▸ **Your instructions**
Copy out each line of the material below that holds the string "mountains".

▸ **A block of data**
• • •
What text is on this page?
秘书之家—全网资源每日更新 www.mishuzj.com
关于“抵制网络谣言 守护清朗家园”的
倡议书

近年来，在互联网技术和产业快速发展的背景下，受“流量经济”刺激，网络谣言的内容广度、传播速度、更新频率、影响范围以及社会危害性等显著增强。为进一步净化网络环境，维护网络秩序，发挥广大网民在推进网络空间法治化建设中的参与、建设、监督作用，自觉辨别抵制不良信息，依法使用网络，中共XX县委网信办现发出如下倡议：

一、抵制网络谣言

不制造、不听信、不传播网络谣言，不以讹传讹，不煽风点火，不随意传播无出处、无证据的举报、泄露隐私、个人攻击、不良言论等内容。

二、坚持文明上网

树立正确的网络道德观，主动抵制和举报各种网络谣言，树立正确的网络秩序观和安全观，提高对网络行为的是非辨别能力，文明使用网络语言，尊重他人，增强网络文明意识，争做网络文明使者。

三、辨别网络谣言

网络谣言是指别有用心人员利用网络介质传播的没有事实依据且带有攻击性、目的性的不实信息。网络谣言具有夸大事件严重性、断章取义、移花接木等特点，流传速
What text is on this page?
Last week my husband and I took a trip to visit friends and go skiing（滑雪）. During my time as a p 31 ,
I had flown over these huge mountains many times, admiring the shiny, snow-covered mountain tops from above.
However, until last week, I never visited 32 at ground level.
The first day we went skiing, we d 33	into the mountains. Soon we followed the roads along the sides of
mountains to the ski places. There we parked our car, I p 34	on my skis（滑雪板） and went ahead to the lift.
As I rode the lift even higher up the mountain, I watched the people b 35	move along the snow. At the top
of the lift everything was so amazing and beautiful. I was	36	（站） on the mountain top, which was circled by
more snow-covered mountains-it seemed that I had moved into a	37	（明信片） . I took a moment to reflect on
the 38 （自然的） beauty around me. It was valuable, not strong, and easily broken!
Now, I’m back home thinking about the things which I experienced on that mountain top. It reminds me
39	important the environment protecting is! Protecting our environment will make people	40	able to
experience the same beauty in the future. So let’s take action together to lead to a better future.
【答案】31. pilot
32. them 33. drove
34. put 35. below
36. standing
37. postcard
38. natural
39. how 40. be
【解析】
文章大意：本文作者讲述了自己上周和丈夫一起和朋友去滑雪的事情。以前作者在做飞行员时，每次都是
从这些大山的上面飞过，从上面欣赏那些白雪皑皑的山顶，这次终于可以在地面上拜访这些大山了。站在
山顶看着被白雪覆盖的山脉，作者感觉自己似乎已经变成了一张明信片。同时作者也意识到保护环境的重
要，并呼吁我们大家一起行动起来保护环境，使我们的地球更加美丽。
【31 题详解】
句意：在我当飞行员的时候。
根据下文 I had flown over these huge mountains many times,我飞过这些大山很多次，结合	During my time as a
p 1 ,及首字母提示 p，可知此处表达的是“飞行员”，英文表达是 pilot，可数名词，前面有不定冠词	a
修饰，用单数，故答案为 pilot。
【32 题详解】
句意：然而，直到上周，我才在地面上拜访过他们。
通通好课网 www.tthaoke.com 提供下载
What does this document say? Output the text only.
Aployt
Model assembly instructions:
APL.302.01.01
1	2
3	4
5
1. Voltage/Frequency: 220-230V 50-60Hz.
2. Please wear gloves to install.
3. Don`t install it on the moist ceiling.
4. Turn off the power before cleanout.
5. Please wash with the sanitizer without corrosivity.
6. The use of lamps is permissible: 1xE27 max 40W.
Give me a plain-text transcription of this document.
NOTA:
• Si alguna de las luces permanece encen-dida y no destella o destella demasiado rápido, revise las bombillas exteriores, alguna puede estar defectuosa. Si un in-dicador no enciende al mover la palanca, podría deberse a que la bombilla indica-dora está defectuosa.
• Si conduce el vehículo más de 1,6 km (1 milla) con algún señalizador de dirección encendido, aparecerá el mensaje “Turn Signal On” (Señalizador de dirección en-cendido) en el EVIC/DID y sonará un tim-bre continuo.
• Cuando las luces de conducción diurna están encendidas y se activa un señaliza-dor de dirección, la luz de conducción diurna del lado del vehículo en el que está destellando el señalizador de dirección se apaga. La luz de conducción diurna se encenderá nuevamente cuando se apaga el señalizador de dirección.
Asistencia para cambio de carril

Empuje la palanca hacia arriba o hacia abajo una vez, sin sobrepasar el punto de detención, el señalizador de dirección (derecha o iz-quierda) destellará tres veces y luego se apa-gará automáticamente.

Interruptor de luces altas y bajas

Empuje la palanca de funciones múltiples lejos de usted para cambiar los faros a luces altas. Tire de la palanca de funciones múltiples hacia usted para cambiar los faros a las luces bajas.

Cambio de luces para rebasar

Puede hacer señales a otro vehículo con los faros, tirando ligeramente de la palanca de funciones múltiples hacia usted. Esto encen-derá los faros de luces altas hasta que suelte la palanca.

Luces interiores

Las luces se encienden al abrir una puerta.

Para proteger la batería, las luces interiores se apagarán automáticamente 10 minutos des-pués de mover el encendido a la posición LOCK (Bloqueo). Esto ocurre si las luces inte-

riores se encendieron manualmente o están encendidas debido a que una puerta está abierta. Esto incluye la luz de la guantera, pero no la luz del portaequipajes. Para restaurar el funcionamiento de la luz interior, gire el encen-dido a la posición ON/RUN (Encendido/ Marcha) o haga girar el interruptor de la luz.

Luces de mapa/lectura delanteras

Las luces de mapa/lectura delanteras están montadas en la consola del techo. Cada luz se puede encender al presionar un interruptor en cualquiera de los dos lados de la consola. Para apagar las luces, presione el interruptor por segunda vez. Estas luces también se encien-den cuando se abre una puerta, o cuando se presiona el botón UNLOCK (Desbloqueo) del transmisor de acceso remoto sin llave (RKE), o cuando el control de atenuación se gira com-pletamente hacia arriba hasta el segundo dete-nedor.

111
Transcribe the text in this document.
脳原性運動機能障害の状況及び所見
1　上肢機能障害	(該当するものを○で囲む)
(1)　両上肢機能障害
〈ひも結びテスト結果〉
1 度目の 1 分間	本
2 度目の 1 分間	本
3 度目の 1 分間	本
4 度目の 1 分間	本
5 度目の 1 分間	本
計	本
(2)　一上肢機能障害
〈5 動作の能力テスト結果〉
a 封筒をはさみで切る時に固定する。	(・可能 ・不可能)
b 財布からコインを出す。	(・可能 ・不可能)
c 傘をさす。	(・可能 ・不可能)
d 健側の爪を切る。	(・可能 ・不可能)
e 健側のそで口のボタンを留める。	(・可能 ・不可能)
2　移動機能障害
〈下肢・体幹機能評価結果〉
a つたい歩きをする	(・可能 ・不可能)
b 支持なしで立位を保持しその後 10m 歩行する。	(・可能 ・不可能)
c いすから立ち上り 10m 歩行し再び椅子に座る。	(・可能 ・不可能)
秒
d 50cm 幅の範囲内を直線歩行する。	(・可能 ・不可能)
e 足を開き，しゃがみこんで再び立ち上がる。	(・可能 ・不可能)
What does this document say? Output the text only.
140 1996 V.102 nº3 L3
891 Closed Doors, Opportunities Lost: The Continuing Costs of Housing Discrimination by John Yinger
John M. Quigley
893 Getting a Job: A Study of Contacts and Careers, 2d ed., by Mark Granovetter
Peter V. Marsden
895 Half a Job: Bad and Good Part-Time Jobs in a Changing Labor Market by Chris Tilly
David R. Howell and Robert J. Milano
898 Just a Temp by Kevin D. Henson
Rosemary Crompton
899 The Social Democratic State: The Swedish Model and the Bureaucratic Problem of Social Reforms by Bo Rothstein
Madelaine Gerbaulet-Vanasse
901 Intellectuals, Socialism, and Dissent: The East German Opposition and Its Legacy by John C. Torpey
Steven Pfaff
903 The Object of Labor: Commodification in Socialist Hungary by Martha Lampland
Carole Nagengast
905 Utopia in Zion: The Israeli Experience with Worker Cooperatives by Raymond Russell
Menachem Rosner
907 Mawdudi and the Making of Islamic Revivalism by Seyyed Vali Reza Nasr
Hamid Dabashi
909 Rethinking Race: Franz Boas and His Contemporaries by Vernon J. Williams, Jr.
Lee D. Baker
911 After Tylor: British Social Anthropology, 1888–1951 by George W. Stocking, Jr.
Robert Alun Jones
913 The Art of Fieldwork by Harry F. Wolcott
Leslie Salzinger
• • •
▸ **Answer to the task**
I had flown over these huge mountains many times, admiring the shiny, snow-covered mountain tops from above.
The first day we went skiing, we d 33	into the mountains. Soon we followed the roads along the sides of
mountains to the ski places. There we parked our car, I p 34	on my skis（滑雪板） and went ahead to the lift.
more snow-covered mountains-it seemed that I had moved into a	37	（明信片） . I took a moment to reflect on
根据下文 I had flown over these huge mountains many times,我飞过这些大山很多次，结合	During my time as a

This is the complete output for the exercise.